* _SHORT EXERCISE_: Collect all lines from the listing that include the string "Norte".
--- start DATASET EXTRACT ---
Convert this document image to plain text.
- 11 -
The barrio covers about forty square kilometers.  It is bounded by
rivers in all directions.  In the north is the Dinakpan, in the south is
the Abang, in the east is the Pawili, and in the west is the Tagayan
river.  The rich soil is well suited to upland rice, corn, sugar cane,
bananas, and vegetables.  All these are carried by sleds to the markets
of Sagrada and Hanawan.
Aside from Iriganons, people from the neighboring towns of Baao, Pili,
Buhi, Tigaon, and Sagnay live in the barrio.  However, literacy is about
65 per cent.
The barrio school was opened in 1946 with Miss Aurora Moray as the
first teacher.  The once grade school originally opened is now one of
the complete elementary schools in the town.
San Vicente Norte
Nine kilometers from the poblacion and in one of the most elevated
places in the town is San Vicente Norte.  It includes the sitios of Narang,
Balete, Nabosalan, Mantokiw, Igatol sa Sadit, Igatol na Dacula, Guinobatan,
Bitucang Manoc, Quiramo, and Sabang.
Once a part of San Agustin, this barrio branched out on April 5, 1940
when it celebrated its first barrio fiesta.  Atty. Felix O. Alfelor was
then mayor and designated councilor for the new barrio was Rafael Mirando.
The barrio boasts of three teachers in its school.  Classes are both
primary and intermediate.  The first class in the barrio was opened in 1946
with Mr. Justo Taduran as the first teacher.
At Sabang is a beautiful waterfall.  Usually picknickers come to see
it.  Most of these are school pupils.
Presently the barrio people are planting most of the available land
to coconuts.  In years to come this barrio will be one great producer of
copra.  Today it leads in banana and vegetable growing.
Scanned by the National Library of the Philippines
--- end DATASET EXTRACT ---
* _RESULT_:
San Vicente Norte
places in the town is San Vicente Norte.  It includes the sitios of Narang,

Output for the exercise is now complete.